### YOUR INSTRUCTIONS:
Convert the lines of all the entries below into one JSON list of strings, one string per line, skipping blank lines and leaving out the pictures.

### LISTING:

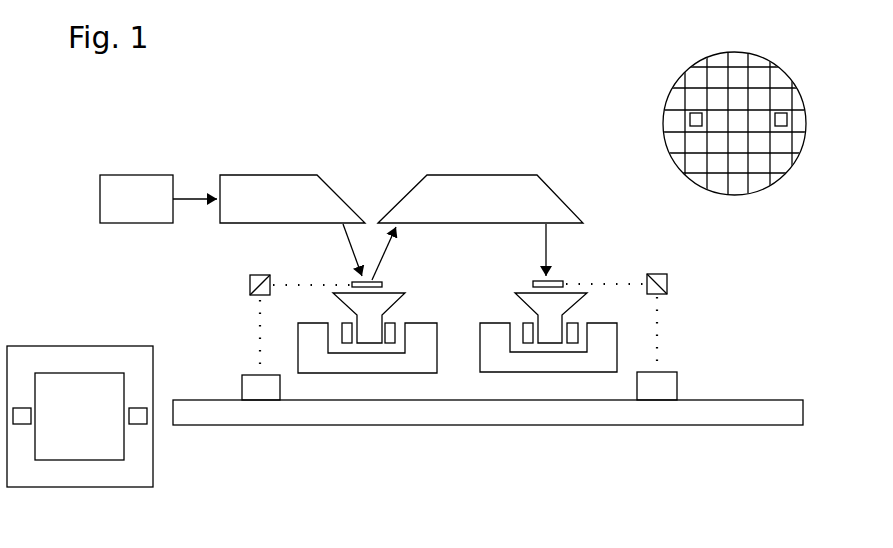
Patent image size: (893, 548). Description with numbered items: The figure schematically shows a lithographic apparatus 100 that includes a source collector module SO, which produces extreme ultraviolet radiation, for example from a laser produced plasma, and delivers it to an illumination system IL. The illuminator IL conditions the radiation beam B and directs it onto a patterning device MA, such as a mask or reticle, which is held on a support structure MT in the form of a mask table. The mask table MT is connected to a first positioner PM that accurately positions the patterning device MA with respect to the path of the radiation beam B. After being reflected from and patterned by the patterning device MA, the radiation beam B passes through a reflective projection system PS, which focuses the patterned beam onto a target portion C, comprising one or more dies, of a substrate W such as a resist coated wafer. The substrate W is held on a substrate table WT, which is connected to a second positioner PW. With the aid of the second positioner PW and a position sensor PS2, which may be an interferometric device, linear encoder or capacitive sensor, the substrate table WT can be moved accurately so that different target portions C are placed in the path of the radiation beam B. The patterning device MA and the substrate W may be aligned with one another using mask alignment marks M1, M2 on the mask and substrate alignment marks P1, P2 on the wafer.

The lithographic apparatus 100 is at (135, 155).
The source collector module SO is at (136, 199).
The illumination system IL is at (292, 199).
The projection system PS is at (480, 199).
The radiation beam B is at (348, 253).
The patterning device MA is at (56, 346).
The mask alignment mark M1 is at (138, 424).
The mask alignment mark M2 is at (22, 424).
The support structure MT is at (363, 343).
The first positioner PM is at (400, 373).
The substrate W is at (676, 159).
The substrate table WT is at (545, 343).
The second positioner PW is at (580, 372).
The position sensor PS2 is at (255, 275).
The substrate alignment mark P1 is at (696, 126).
The substrate alignment mark P2 is at (781, 126).
The target portion C is at (737, 111).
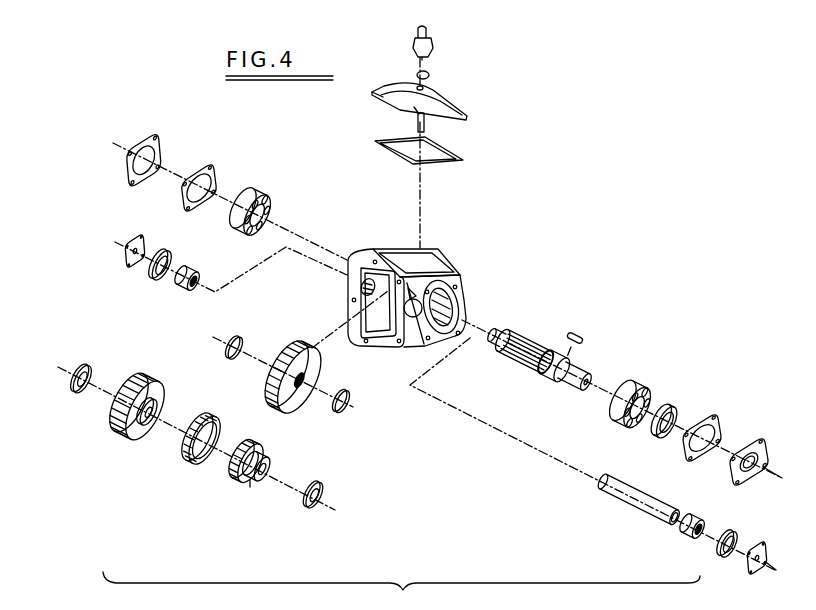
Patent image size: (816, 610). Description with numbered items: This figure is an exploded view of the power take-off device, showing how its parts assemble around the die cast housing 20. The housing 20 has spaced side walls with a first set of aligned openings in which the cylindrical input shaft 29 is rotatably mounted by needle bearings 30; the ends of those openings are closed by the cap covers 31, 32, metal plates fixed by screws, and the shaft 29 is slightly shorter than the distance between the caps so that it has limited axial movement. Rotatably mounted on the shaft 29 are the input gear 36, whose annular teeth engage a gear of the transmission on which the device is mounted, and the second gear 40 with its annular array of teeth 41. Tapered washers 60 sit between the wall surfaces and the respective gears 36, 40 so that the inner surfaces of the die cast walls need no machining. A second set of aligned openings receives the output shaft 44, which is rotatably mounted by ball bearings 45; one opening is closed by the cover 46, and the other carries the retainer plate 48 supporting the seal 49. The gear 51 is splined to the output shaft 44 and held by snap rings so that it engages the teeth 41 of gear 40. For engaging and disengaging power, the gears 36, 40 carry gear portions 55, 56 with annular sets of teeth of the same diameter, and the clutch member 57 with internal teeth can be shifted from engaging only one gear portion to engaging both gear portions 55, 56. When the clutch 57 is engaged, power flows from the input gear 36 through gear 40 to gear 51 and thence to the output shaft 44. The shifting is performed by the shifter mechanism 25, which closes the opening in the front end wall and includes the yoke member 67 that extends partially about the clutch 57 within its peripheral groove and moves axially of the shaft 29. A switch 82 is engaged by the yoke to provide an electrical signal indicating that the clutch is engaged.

The housing 20 is at (455, 262).
The shifter mechanism 25 is at (452, 99).
The input shaft 29 is at (642, 502).
The needle bearings 30 is at (191, 271).
The cap cover 31 is at (122, 264).
The cap cover 32 is at (760, 545).
The input gear 36 is at (164, 399).
The second gear 40 is at (273, 467).
The teeth 41 is at (250, 488).
The output shaft 44 is at (534, 343).
The ball bearings 45 is at (260, 188).
The cover 46 is at (165, 138).
The retainer plate 48 is at (753, 433).
The seal 49 is at (675, 410).
The gear 51 is at (281, 341).
The gear portion 55 is at (163, 398).
The gear portion 56 is at (281, 463).
The clutch member 57 is at (218, 430).
The tapered washers 60 is at (83, 367).
The yoke member 67 is at (427, 127).
The switch 82 is at (432, 39).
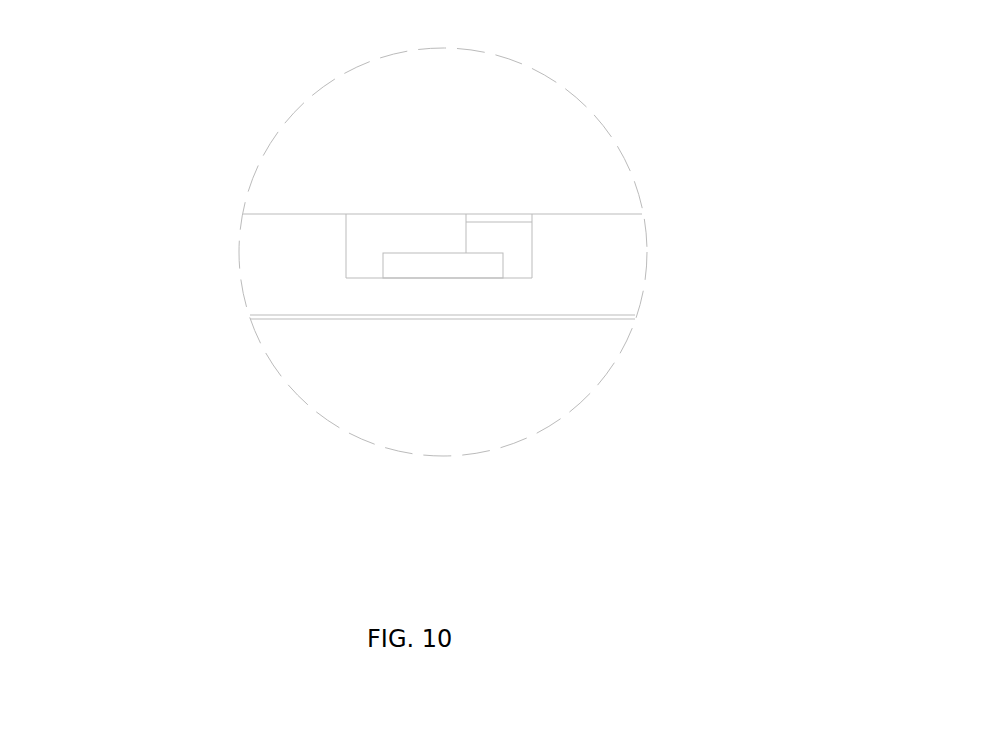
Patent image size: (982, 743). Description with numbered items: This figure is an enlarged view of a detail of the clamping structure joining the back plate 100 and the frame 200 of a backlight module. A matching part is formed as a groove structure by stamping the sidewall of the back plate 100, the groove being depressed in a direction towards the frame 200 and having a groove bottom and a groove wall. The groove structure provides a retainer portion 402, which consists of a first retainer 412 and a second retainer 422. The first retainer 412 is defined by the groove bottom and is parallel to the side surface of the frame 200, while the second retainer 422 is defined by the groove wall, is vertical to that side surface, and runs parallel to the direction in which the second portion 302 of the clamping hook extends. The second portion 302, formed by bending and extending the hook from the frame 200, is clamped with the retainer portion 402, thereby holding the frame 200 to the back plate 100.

The back plate 100 is at (587, 248).
The frame 200 is at (522, 262).
The second portion 302 is at (456, 262).
The retainer portion 402 is at (288, 147).
The first retainer 412 is at (380, 223).
The second retainer 422 is at (365, 278).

### RIGHT ANSWER:
[
  "Patent image size: (893, 548). Description with numbered items: The figure schematically shows a lithographic apparatus 100 that includes a source collector module SO, which produces extreme ultraviolet radiation, for example from a laser produced plasma, and delivers it to an illumination system IL. The illuminator IL conditions the radiation beam B and directs it onto a patterning device MA, such as a mask or reticle, which is held on a support structure MT in the form of a mask table. The mask table MT is connected to a first positioner PM that accurately positions the patterning device MA with respect to the path of the radiation beam B. After being reflected from and patterned by the patterning device MA, the radiation beam B passes through a reflective projection system PS, which focuses the patterned beam onto a target portion C, comprising one or more dies, of a substrate W such as a resist coated wafer. The substrate W is held on a substrate table WT, which is connected to a second positioner PW. With the aid of the second positioner PW and a position sensor PS2, which may be an interferometric device, linear encoder or capacitive sensor, the substrate table WT can be moved accurately so that different target portions C are placed in the path of the radiation beam B. The patterning device MA and the substrate W may be aligned with one another using mask alignment marks M1, M2 on the mask and substrate alignment marks P1, P2 on the wafer.",
  "The lithographic apparatus 100 is at (135, 155).",
  "The source collector module SO is at (136, 199).",
  "The illumination system IL is at (292, 199).",
  "The projection system PS is at (480, 199).",
  "The radiation beam B is at (348, 253).",
  "The patterning device MA is at (56, 346).",
  "The mask alignment mark M1 is at (138, 424).",
  "The mask alignment mark M2 is at (22, 424).",
  "The support structure MT is at (363, 343).",
  "The first positioner PM is at (400, 373).",
  "The substrate W is at (676, 159).",
  "The substrate table WT is at (545, 343).",
  "The second positioner PW is at (580, 372).",
  "The position sensor PS2 is at (255, 275).",
  "The substrate alignment mark P1 is at (696, 126).",
  "The substrate alignment mark P2 is at (781, 126).",
  "The target portion C is at (737, 111).",
  "Patent image size: (816, 610). Description with numbered items: This figure is an exploded view of the power take-off device, showing how its parts assemble around the die cast housing 20. The housing 20 has spaced side walls with a first set of aligned openings in which the cylindrical input shaft 29 is rotatably mounted by needle bearings 30; the ends of those openings are closed by the cap covers 31, 32, metal plates fixed by screws, and the shaft 29 is slightly shorter than the distance between the caps so that it has limited axial movement. Rotatably mounted on the shaft 29 are the input gear 36, whose annular teeth engage a gear of the transmission on which the device is mounted, and the second gear 40 with its annular array of teeth 41. Tapered washers 60 sit between the wall surfaces and the respective gears 36, 40 so that the inner surfaces of the die cast walls need no machining. A second set of aligned openings receives the output shaft 44, which is rotatably mounted by ball bearings 45; one opening is closed by the cover 46, and the other carries the retainer plate 48 supporting the seal 49. The gear 51 is splined to the output shaft 44 and held by snap rings so that it engages the teeth 41 of gear 40. For engaging and disengaging power, the gears 36, 40 carry gear portions 55, 56 with annular sets of teeth of the same diameter, and the clutch member 57 with internal teeth can be shifted from engaging only one gear portion to engaging both gear portions 55, 56. When the clutch 57 is engaged, power flows from the input gear 36 through gear 40 to gear 51 and thence to the output shaft 44. The shifting is performed by the shifter mechanism 25, which closes the opening in the front end wall and includes the yoke member 67 that extends partially about the clutch 57 within its peripheral groove and moves axially of the shaft 29. A switch 82 is engaged by the yoke to provide an electrical signal indicating that the clutch is engaged.",
  "The housing 20 is at (455, 262).",
  "The shifter mechanism 25 is at (452, 99).",
  "The input shaft 29 is at (642, 502).",
  "The needle bearings 30 is at (191, 271).",
  "The cap cover 31 is at (122, 264).",
  "The cap cover 32 is at (760, 545).",
  "The input gear 36 is at (164, 399).",
  "The second gear 40 is at (273, 467).",
  "The teeth 41 is at (250, 488).",
  "The output shaft 44 is at (534, 343).",
  "The ball bearings 45 is at (260, 188).",
  "The cover 46 is at (165, 138).",
  "The retainer plate 48 is at (753, 433).",
  "The seal 49 is at (675, 410).",
  "The gear 51 is at (281, 341).",
  "The gear portion 55 is at (163, 398).",
  "The gear portion 56 is at (281, 463).",
  "The clutch member 57 is at (218, 430).",
  "The tapered washers 60 is at (83, 367).",
  "The yoke member 67 is at (427, 127).",
  "The switch 82 is at (432, 39).",
  "Patent image size: (982, 743). Description with numbered items: This figure is an enlarged view of a detail of the clamping structure joining the back plate 100 and the frame 200 of a backlight module. A matching part is formed as a groove structure by stamping the sidewall of the back plate 100, the groove being depressed in a direction towards the frame 200 and having a groove bottom and a groove wall. The groove structure provides a retainer portion 402, which consists of a first retainer 412 and a second retainer 422. The first retainer 412 is defined by the groove bottom and is parallel to the side surface of the frame 200, while the second retainer 422 is defined by the groove wall, is vertical to that side surface, and runs parallel to the direction in which the second portion 302 of the clamping hook extends. The second portion 302, formed by bending and extending the hook from the frame 200, is clamped with the retainer portion 402, thereby holding the frame 200 to the back plate 100.",
  "The back plate 100 is at (587, 248).",
  "The frame 200 is at (522, 262).",
  "The second portion 302 is at (456, 262).",
  "The retainer portion 402 is at (288, 147).",
  "The first retainer 412 is at (380, 223).",
  "The second retainer 422 is at (365, 278)."
]